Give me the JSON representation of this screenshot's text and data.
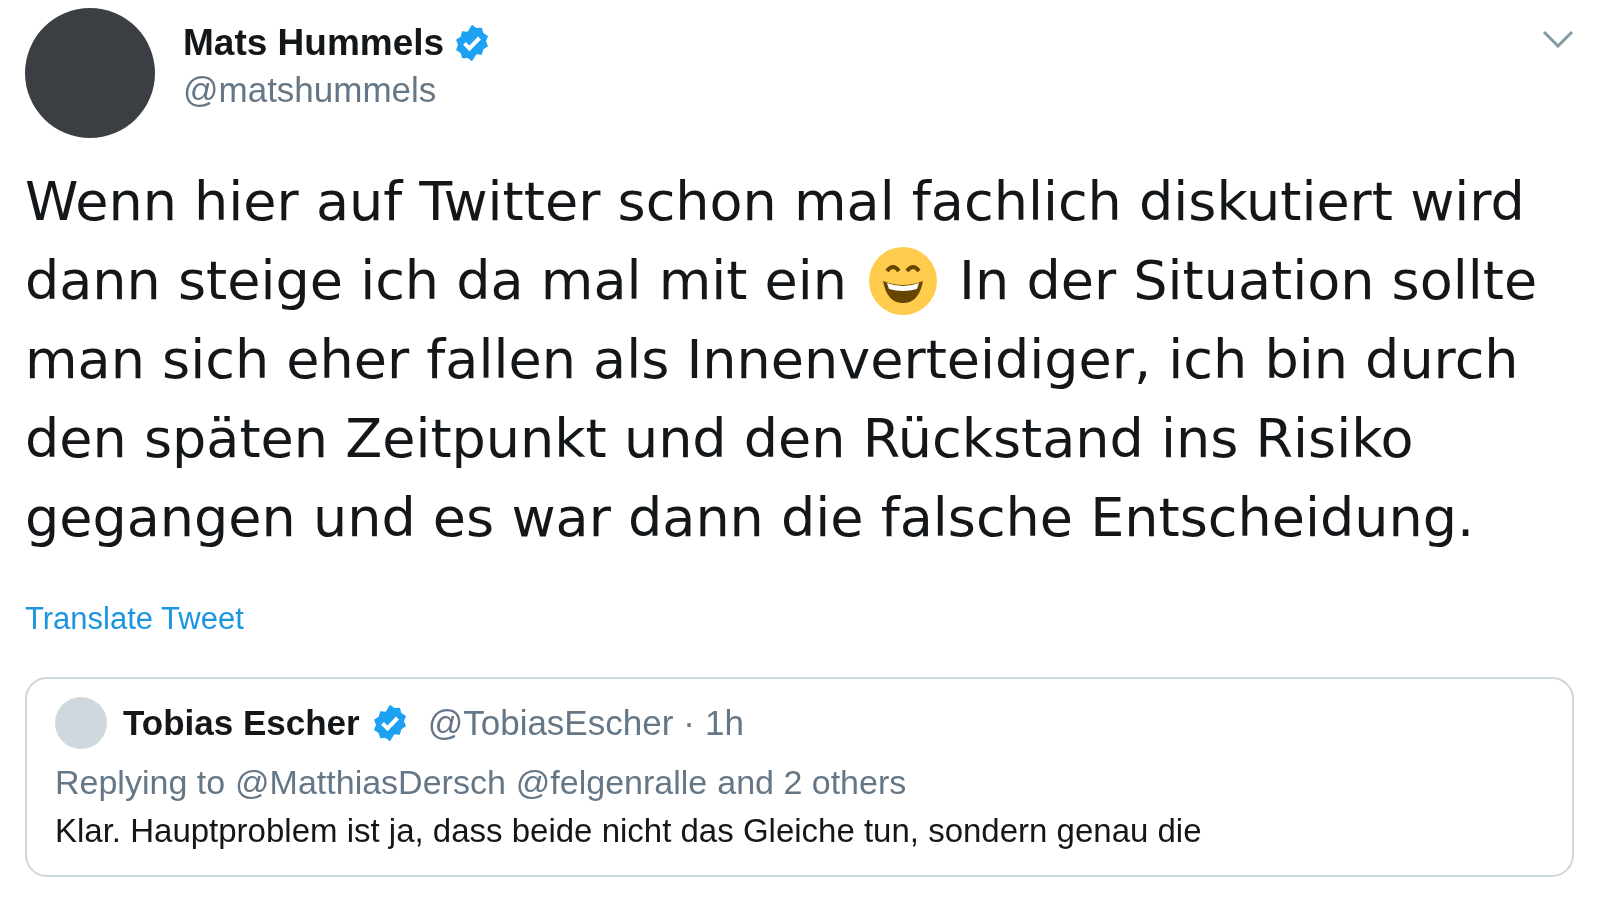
{
  "tweet": {
    "author": {
      "name": "Mats Hummels",
      "handle": "@matshummels",
      "verified": true
    },
    "text_lines": [
      [
        "Wenn hier auf Twitter schon mal fachlich diskutiert wird"
      ],
      [
        "dann steige ich da mal mit ein",
        "In der Situation sollte"
      ],
      [
        "man sich eher fallen als Innenverteidiger, ich bin durch"
      ],
      [
        "den späten Zeitpunkt und den Rückstand ins Risiko"
      ],
      [
        "gegangen und es war dann die falsche Entscheidung."
      ]
    ],
    "translate_link": "Translate Tweet",
    "quoted_tweet": {
      "author": {
        "name": "Tobias Escher",
        "handle": "@TobiasEscher",
        "verified": true
      },
      "separator": "·",
      "time": "1h",
      "reply_prefix": "Replying to",
      "reply_targets": [
        "@MatthiasDersch",
        "@felgenralle"
      ],
      "reply_suffix": "and 2 others",
      "text": "Klar. Hauptproblem ist ja, dass beide nicht das Gleiche tun, sondern genau die"
    }
  }
}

GIVEN EXERCISE =>
Return the entries unchanged, save for the pictures, which do not belong in the copy.

FULL ANSWER =>
Give me the JSON representation of this screenshot's text and data.
{
  "tweet": {
    "author": {
      "name": "Mats Hummels",
      "handle": "@matshummels",
      "verified": true
    },
    "text_lines": [
      [
        "Wenn hier auf Twitter schon mal fachlich diskutiert wird"
      ],
      [
        "dann steige ich da mal mit ein",
        "In der Situation sollte"
      ],
      [
        "man sich eher fallen als Innenverteidiger, ich bin durch"
      ],
      [
        "den späten Zeitpunkt und den Rückstand ins Risiko"
      ],
      [
        "gegangen und es war dann die falsche Entscheidung."
      ]
    ],
    "translate_link": "Translate Tweet",
    "quoted_tweet": {
      "author": {
        "name": "Tobias Escher",
        "handle": "@TobiasEscher",
        "verified": true
      },
      "separator": "·",
      "time": "1h",
      "reply_prefix": "Replying to",
      "reply_targets": [
        "@MatthiasDersch",
        "@felgenralle"
      ],
      "reply_suffix": "and 2 others",
      "text": "Klar. Hauptproblem ist ja, dass beide nicht das Gleiche tun, sondern genau die"
    }
  }
}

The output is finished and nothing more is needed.